• To do
Wherever a line in the data below holds "workpiece", copy that line.

*** Dataset records

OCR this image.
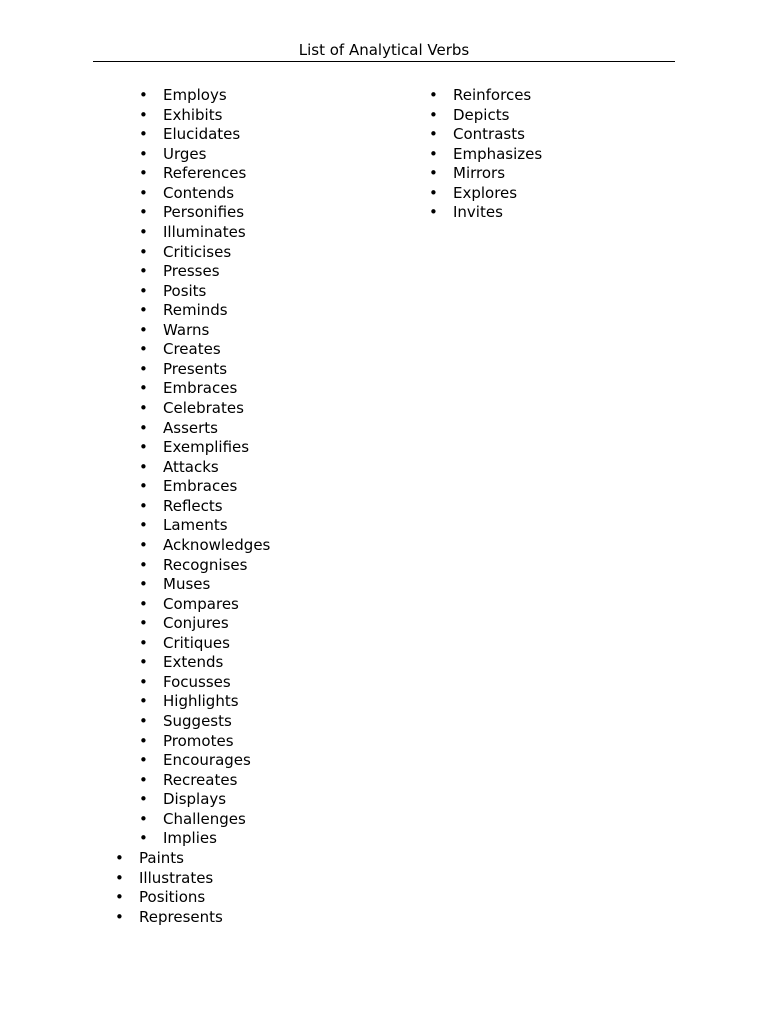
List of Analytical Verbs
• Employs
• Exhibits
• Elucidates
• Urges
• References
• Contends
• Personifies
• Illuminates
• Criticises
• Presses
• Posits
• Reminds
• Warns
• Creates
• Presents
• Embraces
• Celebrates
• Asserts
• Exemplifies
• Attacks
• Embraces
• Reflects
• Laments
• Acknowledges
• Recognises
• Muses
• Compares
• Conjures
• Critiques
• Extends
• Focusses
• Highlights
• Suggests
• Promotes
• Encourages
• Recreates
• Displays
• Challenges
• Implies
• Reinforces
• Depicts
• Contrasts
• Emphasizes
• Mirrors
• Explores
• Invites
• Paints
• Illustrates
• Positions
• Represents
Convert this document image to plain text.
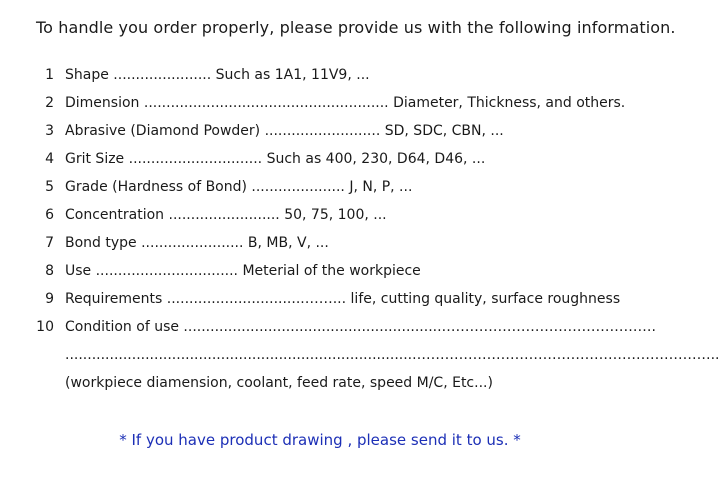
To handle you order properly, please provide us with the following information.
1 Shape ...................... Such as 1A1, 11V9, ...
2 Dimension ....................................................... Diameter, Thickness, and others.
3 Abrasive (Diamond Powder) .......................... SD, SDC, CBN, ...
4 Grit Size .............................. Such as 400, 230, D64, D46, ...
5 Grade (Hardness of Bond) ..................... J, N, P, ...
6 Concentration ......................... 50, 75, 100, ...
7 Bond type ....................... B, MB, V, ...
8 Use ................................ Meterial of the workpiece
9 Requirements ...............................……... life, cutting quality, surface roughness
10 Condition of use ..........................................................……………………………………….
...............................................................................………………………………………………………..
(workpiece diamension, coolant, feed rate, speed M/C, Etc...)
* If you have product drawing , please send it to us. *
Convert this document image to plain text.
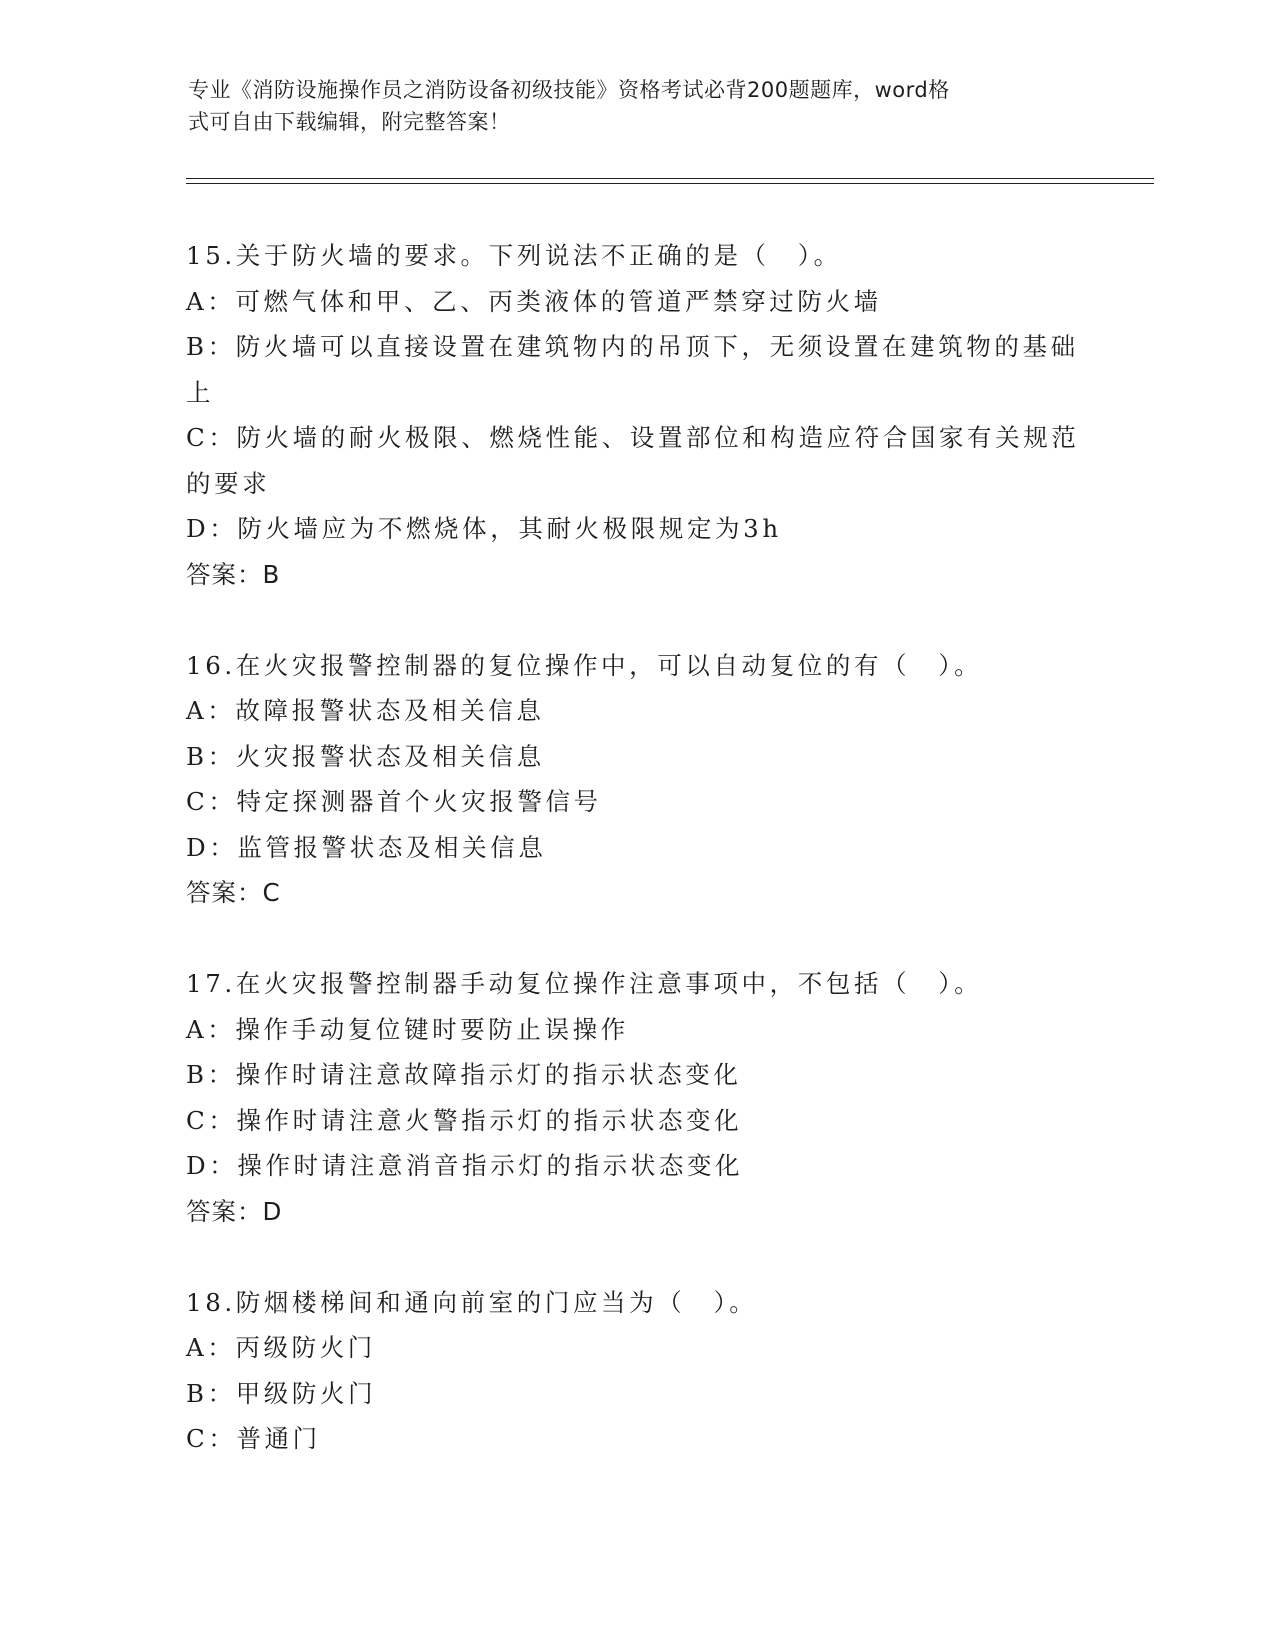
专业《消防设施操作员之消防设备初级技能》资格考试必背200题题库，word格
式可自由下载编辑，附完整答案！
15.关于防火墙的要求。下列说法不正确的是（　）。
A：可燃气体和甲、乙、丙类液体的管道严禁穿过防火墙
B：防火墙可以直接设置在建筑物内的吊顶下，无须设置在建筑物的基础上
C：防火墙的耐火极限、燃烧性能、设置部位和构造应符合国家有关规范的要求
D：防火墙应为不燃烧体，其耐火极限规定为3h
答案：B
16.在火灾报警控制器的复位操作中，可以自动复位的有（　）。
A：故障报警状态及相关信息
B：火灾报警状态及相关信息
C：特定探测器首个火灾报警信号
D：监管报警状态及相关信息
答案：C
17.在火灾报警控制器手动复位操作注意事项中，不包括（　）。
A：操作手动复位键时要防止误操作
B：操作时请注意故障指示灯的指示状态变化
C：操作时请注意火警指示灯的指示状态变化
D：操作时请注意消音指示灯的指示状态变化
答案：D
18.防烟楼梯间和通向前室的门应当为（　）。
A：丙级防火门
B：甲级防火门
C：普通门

******
*** Dataset records

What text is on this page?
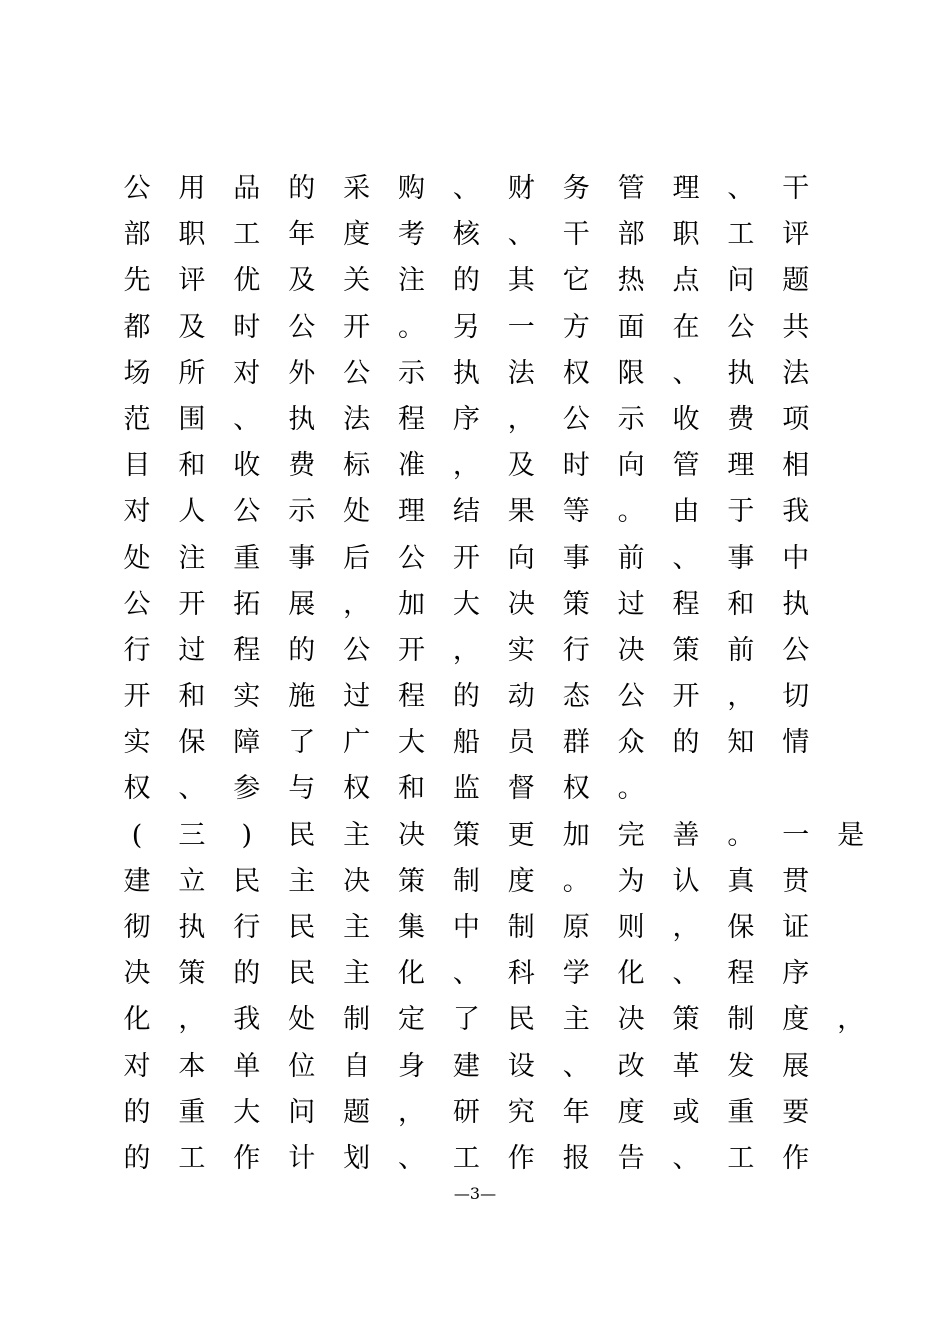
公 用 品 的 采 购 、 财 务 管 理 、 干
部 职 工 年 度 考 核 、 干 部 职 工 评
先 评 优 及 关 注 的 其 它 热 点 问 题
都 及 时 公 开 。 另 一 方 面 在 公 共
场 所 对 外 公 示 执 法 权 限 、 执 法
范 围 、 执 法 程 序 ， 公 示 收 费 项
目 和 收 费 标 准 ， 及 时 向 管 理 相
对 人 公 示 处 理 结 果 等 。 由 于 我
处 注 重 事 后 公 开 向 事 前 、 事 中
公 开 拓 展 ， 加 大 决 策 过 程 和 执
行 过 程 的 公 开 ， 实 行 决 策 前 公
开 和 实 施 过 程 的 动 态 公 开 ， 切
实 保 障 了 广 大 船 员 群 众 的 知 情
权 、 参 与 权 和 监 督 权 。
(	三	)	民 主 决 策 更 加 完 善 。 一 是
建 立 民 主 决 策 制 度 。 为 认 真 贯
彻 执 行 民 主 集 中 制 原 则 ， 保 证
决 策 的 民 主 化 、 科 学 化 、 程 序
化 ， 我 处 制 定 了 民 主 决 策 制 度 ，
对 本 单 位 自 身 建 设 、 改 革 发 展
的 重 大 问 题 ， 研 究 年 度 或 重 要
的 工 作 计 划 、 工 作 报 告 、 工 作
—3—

******
*** Dataset records

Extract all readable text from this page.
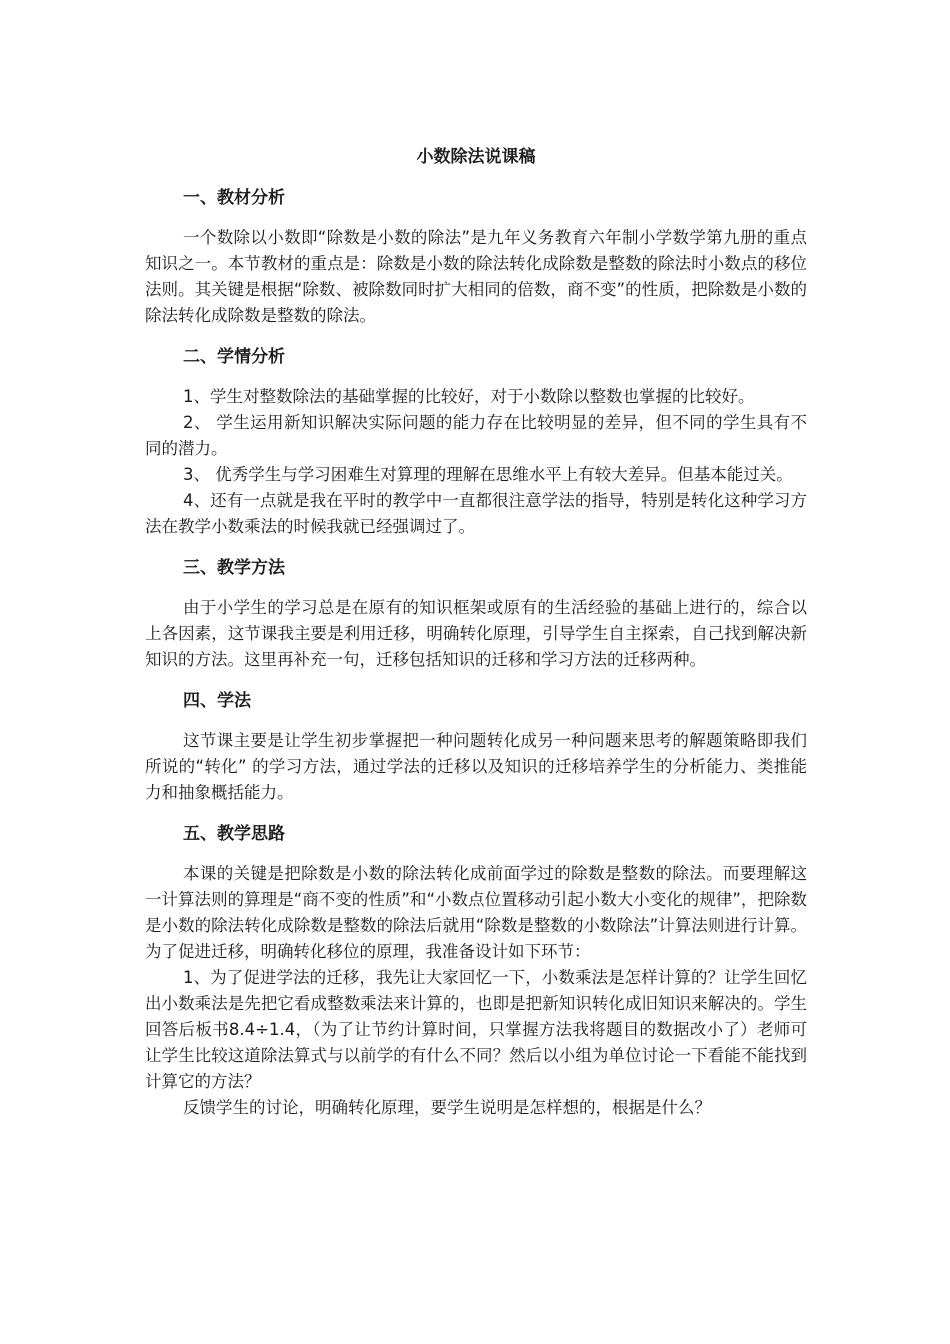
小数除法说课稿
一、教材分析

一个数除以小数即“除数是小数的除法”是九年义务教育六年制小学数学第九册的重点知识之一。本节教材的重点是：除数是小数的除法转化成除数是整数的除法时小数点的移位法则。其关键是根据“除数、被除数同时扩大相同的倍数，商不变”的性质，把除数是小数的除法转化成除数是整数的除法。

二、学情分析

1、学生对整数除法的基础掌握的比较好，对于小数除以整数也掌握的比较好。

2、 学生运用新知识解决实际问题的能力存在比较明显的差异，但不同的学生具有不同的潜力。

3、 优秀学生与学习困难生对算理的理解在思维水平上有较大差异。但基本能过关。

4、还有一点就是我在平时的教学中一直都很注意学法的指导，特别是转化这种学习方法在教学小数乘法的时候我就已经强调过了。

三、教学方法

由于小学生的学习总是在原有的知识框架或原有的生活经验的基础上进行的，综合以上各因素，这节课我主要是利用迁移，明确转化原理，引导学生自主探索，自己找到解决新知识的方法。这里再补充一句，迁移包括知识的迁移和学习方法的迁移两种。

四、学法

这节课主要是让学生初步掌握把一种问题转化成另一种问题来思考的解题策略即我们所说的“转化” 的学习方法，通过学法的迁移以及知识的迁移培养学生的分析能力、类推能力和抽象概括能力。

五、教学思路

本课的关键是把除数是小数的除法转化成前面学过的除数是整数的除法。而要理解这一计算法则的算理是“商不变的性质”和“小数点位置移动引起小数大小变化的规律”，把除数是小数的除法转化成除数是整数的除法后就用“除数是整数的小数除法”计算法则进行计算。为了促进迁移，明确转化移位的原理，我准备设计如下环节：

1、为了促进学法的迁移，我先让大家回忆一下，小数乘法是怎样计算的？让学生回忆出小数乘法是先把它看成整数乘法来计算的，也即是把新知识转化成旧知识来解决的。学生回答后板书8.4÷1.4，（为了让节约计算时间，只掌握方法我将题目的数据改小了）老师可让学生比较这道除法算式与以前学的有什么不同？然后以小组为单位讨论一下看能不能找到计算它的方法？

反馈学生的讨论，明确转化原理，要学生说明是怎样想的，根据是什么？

******

• Complete response
8 Use ................................ Meterial of the workpiece
(workpiece diamension, coolant, feed rate, speed M/C, Etc...)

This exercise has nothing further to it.